:: DATA SUPPLIED

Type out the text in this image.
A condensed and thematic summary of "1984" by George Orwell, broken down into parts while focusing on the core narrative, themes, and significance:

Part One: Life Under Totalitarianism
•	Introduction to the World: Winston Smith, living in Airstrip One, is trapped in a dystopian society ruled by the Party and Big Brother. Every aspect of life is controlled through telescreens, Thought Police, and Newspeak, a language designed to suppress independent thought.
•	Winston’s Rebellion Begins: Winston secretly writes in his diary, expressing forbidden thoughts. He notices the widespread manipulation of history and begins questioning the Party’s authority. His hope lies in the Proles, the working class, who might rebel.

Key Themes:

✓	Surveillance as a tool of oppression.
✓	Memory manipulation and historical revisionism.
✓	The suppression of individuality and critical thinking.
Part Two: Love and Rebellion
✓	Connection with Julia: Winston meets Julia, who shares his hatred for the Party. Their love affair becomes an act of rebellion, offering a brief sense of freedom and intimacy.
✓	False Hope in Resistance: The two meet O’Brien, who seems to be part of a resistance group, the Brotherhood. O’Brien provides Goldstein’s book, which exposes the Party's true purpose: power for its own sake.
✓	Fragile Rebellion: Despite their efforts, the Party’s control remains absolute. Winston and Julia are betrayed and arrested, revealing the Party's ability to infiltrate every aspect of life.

::::
:: DATA SUPPLIED

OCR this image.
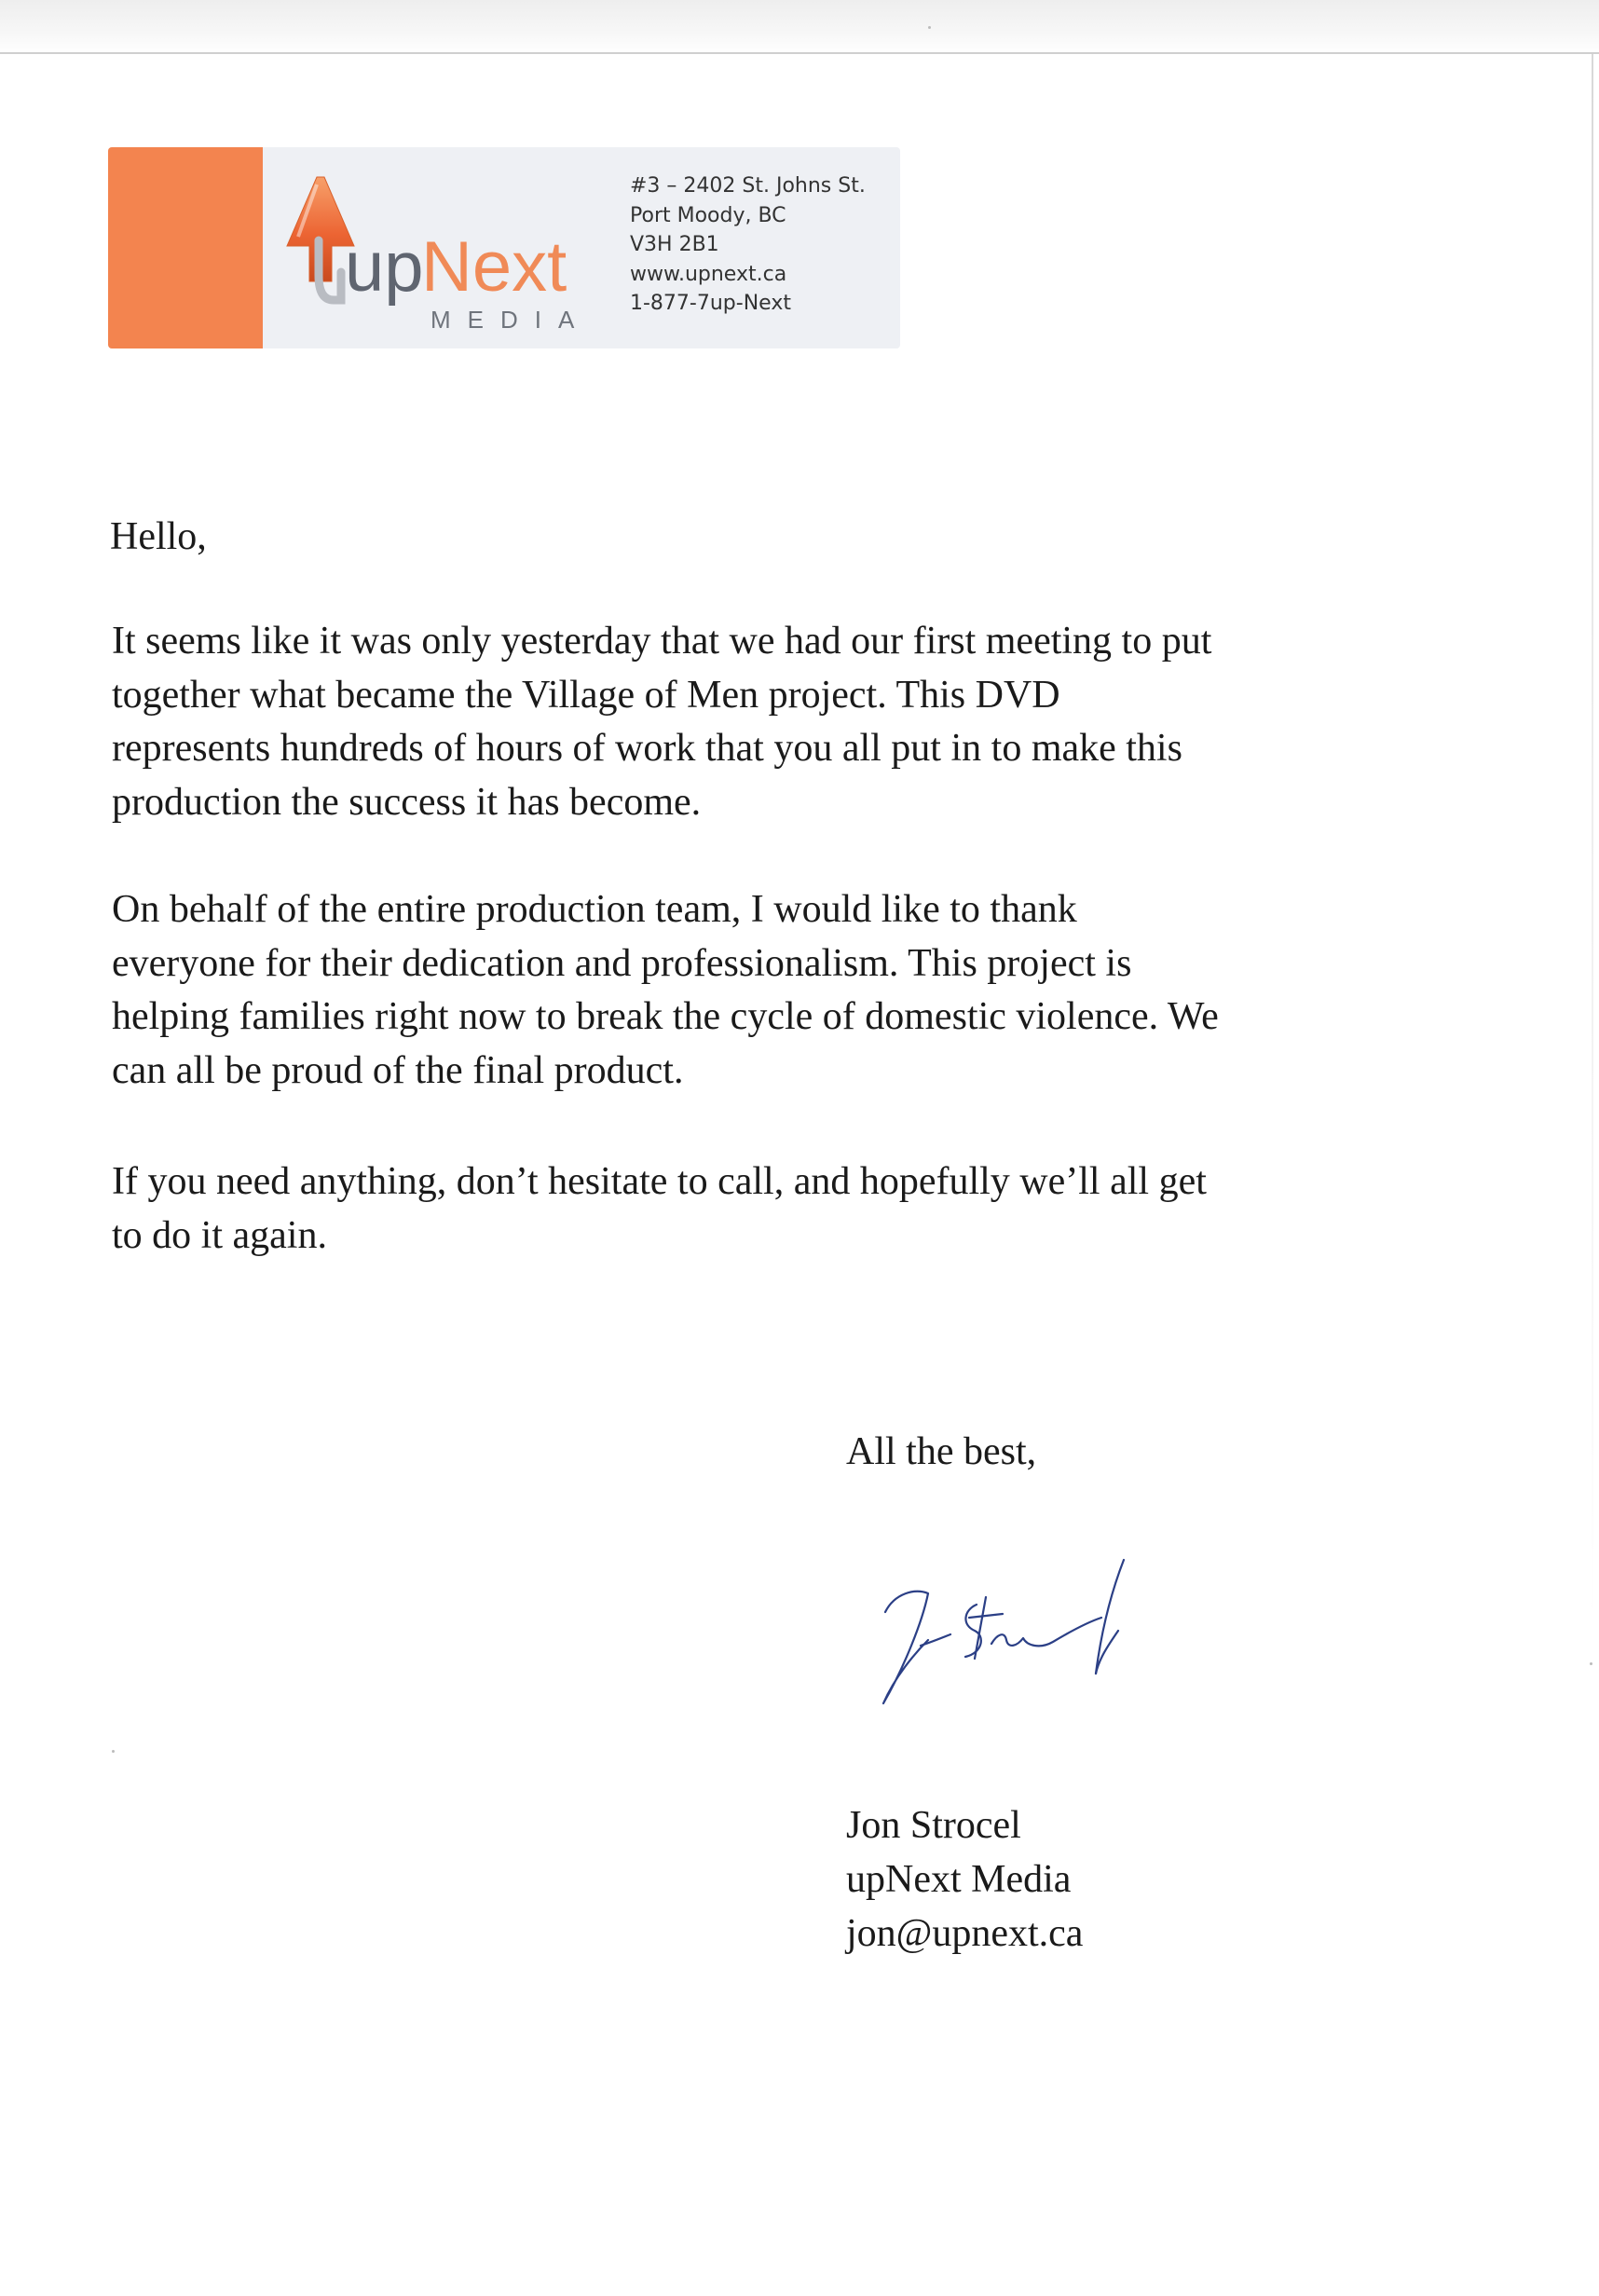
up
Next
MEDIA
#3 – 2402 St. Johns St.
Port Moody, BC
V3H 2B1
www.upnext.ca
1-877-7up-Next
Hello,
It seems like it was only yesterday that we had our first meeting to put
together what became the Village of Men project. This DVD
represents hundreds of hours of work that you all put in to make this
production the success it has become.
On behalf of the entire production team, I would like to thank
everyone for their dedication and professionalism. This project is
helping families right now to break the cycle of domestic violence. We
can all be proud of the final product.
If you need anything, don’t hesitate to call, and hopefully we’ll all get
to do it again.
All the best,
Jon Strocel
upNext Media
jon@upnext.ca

::::

* **THE TASK**
Tally the lines of the records holding the word "manipulation", then give only the resulting number.

* **TASK SOLUTION**
2